_Given problem_:
Count how many lines in this material contain "from". The answer is that number alone.
◆ ◆ ◆ ◆
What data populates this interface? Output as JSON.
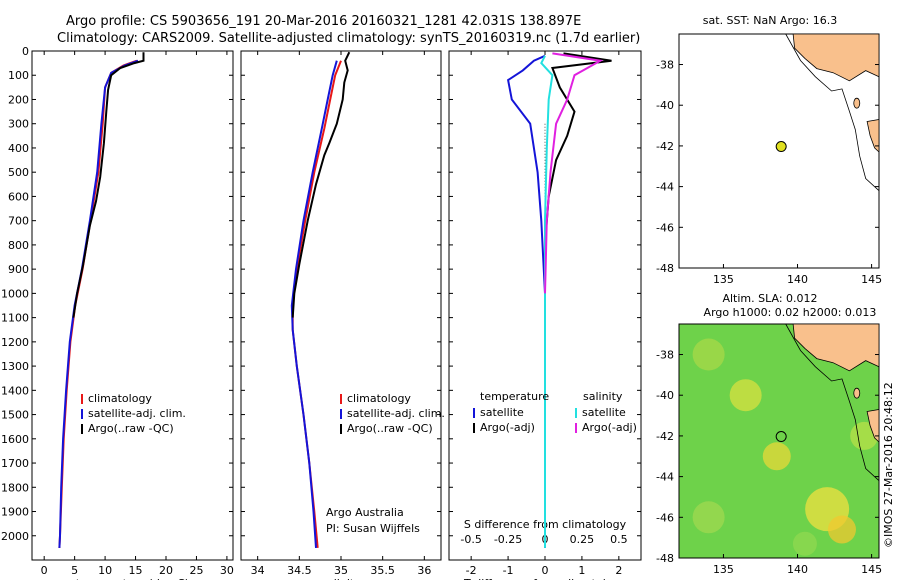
{
  "header": {
    "title_line1": "Argo profile: CS 5903656_191 20-Mar-2016 20160321_1281 42.031S 138.897E",
    "title_line2": "Climatology: CARS2009. Satellite-adjusted climatology: synTS_20160319.nc (1.7d earlier)"
  },
  "map_top": {
    "title": "sat. SST: NaN Argo: 16.3",
    "x_ticks": [
      "135",
      "140",
      "145"
    ],
    "y_ticks": [
      "-38",
      "-40",
      "-42",
      "-44",
      "-46",
      "-48"
    ],
    "xlim": [
      132,
      145.5
    ],
    "ylim": [
      -48,
      -36.5
    ],
    "argo_lon": 138.897,
    "argo_lat": -42.031,
    "marker_color": "#e0e020",
    "land_color": "#f9c08c"
  },
  "map_bottom": {
    "title_line1": "Altim. SLA: 0.012",
    "title_line2": "Argo h1000: 0.02 h2000: 0.013",
    "x_ticks": [
      "135",
      "140",
      "145"
    ],
    "y_ticks": [
      "-38",
      "-40",
      "-42",
      "-44",
      "-46",
      "-48"
    ],
    "land_color": "#f9c08c",
    "field_color": "#6ed24a"
  },
  "side_stamp": "©IMOS 27-Mar-2016 20:48:12",
  "credit": {
    "line1": "Argo Australia",
    "line2": "PI: Susan Wijffels"
  },
  "colors": {
    "climatology": "#e81818",
    "satellite": "#1414d8",
    "argo": "#000000",
    "sal_satellite": "#22e0e0",
    "sal_argo": "#e020e0"
  },
  "chart_data": [
    {
      "type": "line",
      "xlabel": "temperature (deg C)",
      "ylabel": "",
      "xlim": [
        -2,
        31
      ],
      "ylim": [
        2100,
        0
      ],
      "x_ticks": [
        "0",
        "5",
        "10",
        "15",
        "20",
        "25",
        "30"
      ],
      "y_ticks": [
        "0",
        "100",
        "200",
        "300",
        "400",
        "500",
        "600",
        "700",
        "800",
        "900",
        "1000",
        "1100",
        "1200",
        "1300",
        "1400",
        "1500",
        "1600",
        "1700",
        "1800",
        "1900",
        "2000"
      ],
      "legend": [
        "climatology",
        "satellite-adj. clim.",
        "Argo(..raw -QC)"
      ],
      "series": [
        {
          "name": "climatology",
          "color": "#e81818",
          "points": [
            [
              15.2,
              40
            ],
            [
              13,
              60
            ],
            [
              11,
              90
            ],
            [
              10,
              150
            ],
            [
              9.6,
              300
            ],
            [
              8.9,
              500
            ],
            [
              7.6,
              700
            ],
            [
              6.3,
              900
            ],
            [
              5.1,
              1050
            ],
            [
              4.3,
              1200
            ],
            [
              3.7,
              1400
            ],
            [
              3.2,
              1600
            ],
            [
              2.9,
              1800
            ],
            [
              2.6,
              2000
            ],
            [
              2.5,
              2050
            ]
          ]
        },
        {
          "name": "satellite-adj. clim.",
          "color": "#1414d8",
          "points": [
            [
              15.4,
              40
            ],
            [
              13.2,
              60
            ],
            [
              11,
              90
            ],
            [
              10,
              150
            ],
            [
              9.4,
              300
            ],
            [
              8.7,
              500
            ],
            [
              7.5,
              700
            ],
            [
              6.2,
              900
            ],
            [
              5,
              1050
            ],
            [
              4.2,
              1200
            ],
            [
              3.6,
              1400
            ],
            [
              3.1,
              1600
            ],
            [
              2.8,
              1800
            ],
            [
              2.6,
              2000
            ],
            [
              2.5,
              2050
            ]
          ]
        },
        {
          "name": "Argo(..raw -QC)",
          "color": "#000000",
          "points": [
            [
              16.3,
              5
            ],
            [
              16.3,
              40
            ],
            [
              14.8,
              50
            ],
            [
              12.5,
              70
            ],
            [
              11,
              100
            ],
            [
              10.5,
              160
            ],
            [
              10.2,
              250
            ],
            [
              9.8,
              380
            ],
            [
              9.2,
              520
            ],
            [
              8.5,
              620
            ],
            [
              7.5,
              720
            ],
            [
              6.4,
              880
            ],
            [
              5.4,
              1000
            ],
            [
              4.8,
              1100
            ]
          ]
        }
      ]
    },
    {
      "type": "line",
      "xlabel": "salinity",
      "ylabel": "",
      "xlim": [
        33.8,
        36.2
      ],
      "ylim": [
        2100,
        0
      ],
      "x_ticks": [
        "34",
        "34.5",
        "35",
        "35.5",
        "36"
      ],
      "legend": [
        "climatology",
        "satellite-adj. clim.",
        "Argo(..raw -QC)"
      ],
      "series": [
        {
          "name": "climatology",
          "color": "#e81818",
          "points": [
            [
              35.0,
              40
            ],
            [
              34.93,
              100
            ],
            [
              34.87,
              200
            ],
            [
              34.8,
              320
            ],
            [
              34.68,
              500
            ],
            [
              34.57,
              700
            ],
            [
              34.47,
              900
            ],
            [
              34.42,
              1050
            ],
            [
              34.42,
              1150
            ],
            [
              34.47,
              1300
            ],
            [
              34.55,
              1500
            ],
            [
              34.62,
              1700
            ],
            [
              34.68,
              1900
            ],
            [
              34.72,
              2050
            ]
          ]
        },
        {
          "name": "satellite-adj. clim.",
          "color": "#1414d8",
          "points": [
            [
              34.95,
              40
            ],
            [
              34.9,
              100
            ],
            [
              34.84,
              200
            ],
            [
              34.77,
              320
            ],
            [
              34.66,
              500
            ],
            [
              34.55,
              700
            ],
            [
              34.46,
              900
            ],
            [
              34.41,
              1050
            ],
            [
              34.42,
              1150
            ],
            [
              34.47,
              1300
            ],
            [
              34.55,
              1500
            ],
            [
              34.62,
              1700
            ],
            [
              34.67,
              1900
            ],
            [
              34.7,
              2050
            ]
          ]
        },
        {
          "name": "Argo(..raw -QC)",
          "color": "#000000",
          "points": [
            [
              35.1,
              5
            ],
            [
              35.05,
              40
            ],
            [
              35.08,
              80
            ],
            [
              35.04,
              130
            ],
            [
              35.02,
              200
            ],
            [
              34.95,
              300
            ],
            [
              34.86,
              380
            ],
            [
              34.8,
              430
            ],
            [
              34.7,
              550
            ],
            [
              34.6,
              700
            ],
            [
              34.5,
              880
            ],
            [
              34.44,
              1000
            ],
            [
              34.42,
              1100
            ]
          ]
        }
      ]
    },
    {
      "type": "line",
      "xlabel": "T difference from climatology",
      "x2label": "S difference from climatology",
      "ylabel": "",
      "xlim": [
        -2.6,
        2.6
      ],
      "ylim": [
        2100,
        0
      ],
      "x_ticks": [
        "-2",
        "-1",
        "0",
        "1",
        "2"
      ],
      "x2_ticks": [
        "-0.5",
        "-0.25",
        "0",
        "0.25",
        "0.5"
      ],
      "legend_left_header": "temperature",
      "legend_right_header": "salinity",
      "legend": [
        "satellite",
        "Argo(-adj)",
        "satellite",
        "Argo(-adj)"
      ],
      "series": [
        {
          "name": "satellite",
          "color": "#1414d8",
          "points": [
            [
              0,
              20
            ],
            [
              -0.3,
              40
            ],
            [
              -0.6,
              80
            ],
            [
              -1,
              120
            ],
            [
              -0.9,
              200
            ],
            [
              -0.4,
              300
            ],
            [
              -0.2,
              500
            ],
            [
              -0.1,
              700
            ],
            [
              0,
              1000
            ],
            [
              0,
              2050
            ]
          ]
        },
        {
          "name": "Argo(-adj)",
          "color": "#000000",
          "points": [
            [
              0.5,
              10
            ],
            [
              1.8,
              40
            ],
            [
              0.2,
              70
            ],
            [
              0.4,
              150
            ],
            [
              0.8,
              250
            ],
            [
              0.6,
              350
            ],
            [
              0.3,
              450
            ],
            [
              0.1,
              600
            ],
            [
              0,
              800
            ],
            [
              0,
              1000
            ],
            [
              0,
              1100
            ]
          ]
        },
        {
          "name": "satellite",
          "color": "#22e0e0",
          "points": [
            [
              0,
              20
            ],
            [
              -0.1,
              50
            ],
            [
              0.2,
              100
            ],
            [
              0.1,
              200
            ],
            [
              0.05,
              400
            ],
            [
              0,
              700
            ],
            [
              0,
              2050
            ]
          ]
        },
        {
          "name": "Argo(-adj)",
          "color": "#e020e0",
          "points": [
            [
              0.2,
              10
            ],
            [
              1.5,
              40
            ],
            [
              0.8,
              100
            ],
            [
              0.6,
              200
            ],
            [
              0.3,
              300
            ],
            [
              0.15,
              500
            ],
            [
              0.05,
              700
            ],
            [
              0,
              1000
            ]
          ]
        }
      ]
    }
  ]
}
◆ ◆ ◆ ◆
_Result_:
2